=== Collection entries ===
◇ ◇ ◇ ◇
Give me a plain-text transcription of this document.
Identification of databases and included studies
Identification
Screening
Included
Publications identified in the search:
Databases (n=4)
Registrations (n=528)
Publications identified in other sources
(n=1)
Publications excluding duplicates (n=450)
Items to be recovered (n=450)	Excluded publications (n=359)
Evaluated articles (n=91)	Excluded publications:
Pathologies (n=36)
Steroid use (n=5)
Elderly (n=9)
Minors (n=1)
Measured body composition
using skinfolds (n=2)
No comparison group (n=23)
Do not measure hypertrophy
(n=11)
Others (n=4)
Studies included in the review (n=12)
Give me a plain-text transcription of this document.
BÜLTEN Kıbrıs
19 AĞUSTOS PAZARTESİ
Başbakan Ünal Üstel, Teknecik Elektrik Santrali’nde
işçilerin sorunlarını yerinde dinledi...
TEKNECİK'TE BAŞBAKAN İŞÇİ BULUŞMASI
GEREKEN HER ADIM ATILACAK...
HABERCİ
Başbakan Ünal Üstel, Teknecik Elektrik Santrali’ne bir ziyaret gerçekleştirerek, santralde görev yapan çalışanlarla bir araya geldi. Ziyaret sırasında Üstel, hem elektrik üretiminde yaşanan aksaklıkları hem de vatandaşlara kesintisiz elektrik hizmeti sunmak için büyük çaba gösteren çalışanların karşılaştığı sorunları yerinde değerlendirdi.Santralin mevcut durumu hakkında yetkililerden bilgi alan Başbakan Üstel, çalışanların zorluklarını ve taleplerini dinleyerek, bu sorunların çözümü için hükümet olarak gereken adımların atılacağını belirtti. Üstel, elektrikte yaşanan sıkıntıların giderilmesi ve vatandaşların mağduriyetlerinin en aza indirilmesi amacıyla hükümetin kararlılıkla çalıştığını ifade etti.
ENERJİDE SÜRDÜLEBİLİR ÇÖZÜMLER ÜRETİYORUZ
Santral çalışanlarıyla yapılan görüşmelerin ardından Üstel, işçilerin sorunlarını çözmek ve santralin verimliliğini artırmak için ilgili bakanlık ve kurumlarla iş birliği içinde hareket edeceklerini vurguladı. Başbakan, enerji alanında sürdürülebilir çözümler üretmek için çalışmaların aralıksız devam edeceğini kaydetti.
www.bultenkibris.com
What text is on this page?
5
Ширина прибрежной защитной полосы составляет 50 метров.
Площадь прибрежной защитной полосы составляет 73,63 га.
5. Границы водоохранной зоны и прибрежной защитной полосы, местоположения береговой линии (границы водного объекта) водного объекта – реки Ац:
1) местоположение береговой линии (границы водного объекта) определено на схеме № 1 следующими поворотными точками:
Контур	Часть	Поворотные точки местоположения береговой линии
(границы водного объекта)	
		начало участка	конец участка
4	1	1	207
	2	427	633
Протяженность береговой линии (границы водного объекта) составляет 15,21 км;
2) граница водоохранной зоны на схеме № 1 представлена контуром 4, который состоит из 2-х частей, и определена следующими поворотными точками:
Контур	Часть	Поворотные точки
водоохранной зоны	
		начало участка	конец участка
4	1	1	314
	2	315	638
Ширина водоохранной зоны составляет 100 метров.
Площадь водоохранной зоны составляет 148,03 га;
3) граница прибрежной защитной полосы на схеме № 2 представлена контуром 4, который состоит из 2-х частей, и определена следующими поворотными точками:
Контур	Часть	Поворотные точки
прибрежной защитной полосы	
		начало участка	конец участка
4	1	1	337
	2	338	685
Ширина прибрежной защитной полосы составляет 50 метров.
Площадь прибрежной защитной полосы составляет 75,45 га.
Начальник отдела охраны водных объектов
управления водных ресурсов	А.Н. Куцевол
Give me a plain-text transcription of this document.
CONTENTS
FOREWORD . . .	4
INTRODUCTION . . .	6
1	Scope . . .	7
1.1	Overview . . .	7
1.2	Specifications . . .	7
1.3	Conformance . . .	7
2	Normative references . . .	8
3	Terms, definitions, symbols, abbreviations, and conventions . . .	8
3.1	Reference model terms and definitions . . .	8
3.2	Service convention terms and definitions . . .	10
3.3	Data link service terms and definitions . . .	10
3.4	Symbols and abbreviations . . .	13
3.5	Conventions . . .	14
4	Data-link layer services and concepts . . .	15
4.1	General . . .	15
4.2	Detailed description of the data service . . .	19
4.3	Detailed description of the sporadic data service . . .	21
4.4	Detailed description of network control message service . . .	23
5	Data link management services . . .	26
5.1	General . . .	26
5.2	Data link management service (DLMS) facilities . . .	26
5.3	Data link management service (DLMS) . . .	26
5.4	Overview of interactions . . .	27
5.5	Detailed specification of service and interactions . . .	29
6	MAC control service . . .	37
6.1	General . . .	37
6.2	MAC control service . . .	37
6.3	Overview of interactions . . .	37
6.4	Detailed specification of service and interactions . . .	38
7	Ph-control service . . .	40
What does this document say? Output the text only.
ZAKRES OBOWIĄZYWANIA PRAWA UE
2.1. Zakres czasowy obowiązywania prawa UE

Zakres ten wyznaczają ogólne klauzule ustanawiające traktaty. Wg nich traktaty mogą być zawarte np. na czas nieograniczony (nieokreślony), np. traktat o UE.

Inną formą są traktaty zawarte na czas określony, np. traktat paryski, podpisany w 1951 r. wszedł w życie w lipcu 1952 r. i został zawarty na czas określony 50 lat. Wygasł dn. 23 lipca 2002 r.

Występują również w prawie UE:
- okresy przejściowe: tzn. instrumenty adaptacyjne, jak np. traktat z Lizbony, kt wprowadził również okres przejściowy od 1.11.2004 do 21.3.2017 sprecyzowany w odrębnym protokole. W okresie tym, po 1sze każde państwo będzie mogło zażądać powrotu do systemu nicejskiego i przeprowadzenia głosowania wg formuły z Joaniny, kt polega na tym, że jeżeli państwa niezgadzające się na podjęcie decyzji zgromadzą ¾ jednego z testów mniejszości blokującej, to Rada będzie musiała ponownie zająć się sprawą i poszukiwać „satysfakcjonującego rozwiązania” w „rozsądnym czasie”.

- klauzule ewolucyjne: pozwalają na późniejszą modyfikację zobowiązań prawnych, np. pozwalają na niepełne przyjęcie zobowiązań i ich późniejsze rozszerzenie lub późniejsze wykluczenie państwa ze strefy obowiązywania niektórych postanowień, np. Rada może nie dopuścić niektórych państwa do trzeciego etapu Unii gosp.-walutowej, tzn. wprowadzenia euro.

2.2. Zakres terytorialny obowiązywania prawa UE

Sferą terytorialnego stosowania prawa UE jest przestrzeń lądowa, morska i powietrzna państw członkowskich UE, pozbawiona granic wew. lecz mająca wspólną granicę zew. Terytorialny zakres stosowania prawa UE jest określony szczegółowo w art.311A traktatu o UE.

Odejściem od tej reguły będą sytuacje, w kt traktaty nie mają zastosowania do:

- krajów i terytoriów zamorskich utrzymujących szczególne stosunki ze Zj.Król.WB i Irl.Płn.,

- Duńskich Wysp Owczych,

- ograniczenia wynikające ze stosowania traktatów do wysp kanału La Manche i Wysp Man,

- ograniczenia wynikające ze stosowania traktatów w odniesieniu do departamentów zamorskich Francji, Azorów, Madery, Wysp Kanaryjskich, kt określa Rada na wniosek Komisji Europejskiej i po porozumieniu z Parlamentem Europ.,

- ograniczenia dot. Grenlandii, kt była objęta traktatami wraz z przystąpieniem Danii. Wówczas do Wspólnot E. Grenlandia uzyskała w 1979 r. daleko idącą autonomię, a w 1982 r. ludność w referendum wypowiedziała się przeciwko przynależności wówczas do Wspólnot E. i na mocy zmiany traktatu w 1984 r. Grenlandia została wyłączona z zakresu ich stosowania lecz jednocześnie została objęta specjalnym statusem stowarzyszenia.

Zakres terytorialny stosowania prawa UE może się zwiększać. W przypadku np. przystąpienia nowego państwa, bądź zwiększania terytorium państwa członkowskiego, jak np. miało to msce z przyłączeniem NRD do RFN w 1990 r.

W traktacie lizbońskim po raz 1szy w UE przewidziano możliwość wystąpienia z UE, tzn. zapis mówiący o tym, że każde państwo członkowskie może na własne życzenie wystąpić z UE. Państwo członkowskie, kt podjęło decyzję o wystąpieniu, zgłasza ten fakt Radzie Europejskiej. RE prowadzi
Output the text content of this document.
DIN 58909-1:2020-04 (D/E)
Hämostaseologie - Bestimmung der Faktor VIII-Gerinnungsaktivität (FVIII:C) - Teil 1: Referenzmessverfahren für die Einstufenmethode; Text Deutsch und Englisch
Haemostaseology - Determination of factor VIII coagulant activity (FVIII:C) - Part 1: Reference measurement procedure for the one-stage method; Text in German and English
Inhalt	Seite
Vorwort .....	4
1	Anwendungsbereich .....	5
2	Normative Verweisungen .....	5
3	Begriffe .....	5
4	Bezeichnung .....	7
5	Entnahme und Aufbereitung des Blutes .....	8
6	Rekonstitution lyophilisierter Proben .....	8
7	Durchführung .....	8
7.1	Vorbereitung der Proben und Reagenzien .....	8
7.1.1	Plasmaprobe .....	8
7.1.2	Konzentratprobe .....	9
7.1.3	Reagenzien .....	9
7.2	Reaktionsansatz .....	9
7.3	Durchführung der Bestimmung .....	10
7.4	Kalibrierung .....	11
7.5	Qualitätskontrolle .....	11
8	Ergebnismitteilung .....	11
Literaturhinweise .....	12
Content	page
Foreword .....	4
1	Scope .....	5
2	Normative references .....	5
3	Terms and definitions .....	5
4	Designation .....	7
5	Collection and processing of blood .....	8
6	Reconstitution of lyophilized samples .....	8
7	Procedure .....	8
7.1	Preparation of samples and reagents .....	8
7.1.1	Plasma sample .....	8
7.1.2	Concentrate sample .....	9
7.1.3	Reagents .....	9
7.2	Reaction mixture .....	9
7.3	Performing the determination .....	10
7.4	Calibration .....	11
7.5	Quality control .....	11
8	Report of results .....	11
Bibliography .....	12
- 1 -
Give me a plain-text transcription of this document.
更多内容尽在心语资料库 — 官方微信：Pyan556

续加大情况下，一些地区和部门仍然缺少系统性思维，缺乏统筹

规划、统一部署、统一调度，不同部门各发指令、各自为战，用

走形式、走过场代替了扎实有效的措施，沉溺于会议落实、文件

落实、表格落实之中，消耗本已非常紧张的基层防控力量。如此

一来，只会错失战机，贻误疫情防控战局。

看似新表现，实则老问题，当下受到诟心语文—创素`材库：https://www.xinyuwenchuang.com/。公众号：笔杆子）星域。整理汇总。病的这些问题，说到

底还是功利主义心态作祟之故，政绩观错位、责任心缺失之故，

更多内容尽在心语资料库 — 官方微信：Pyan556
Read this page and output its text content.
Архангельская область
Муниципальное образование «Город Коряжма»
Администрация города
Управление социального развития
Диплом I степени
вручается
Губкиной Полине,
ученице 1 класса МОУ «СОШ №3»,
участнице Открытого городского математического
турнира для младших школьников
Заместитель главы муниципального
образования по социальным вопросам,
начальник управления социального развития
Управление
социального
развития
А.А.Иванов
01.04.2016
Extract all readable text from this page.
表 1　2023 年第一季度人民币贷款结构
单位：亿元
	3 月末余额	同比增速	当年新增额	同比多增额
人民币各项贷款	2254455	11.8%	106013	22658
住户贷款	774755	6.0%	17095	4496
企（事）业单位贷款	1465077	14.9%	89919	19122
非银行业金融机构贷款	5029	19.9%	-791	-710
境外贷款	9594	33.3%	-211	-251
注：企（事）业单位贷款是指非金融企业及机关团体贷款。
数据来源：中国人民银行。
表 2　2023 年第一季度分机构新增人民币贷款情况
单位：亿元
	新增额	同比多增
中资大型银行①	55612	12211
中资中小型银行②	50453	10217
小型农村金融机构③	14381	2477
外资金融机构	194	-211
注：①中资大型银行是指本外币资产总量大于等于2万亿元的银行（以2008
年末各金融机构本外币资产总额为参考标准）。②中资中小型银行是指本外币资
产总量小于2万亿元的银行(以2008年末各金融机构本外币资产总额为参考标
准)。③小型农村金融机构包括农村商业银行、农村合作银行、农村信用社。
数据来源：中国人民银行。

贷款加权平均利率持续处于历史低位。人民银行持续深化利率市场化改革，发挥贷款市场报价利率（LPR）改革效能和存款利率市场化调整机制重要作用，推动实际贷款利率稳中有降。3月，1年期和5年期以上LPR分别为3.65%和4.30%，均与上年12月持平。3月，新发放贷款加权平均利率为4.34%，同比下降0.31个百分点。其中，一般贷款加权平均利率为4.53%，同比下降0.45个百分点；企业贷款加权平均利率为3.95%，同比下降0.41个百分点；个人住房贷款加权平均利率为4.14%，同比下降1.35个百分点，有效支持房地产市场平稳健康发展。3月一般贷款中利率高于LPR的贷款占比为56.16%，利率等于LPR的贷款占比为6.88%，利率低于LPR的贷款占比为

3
◇ ◇ ◇ ◇
=== Work required ===
From the data above, copy each line where the string "контуром" appears.

=== Solution for this task ===
2) граница водоохранной зоны на схеме № 1 представлена контуром 4, который состоит из 2-х частей, и определена следующими поворотными точками:
3) граница прибрежной защитной полосы на схеме № 2 представлена контуром 4, который состоит из 2-х частей, и определена следующими поворотными точками:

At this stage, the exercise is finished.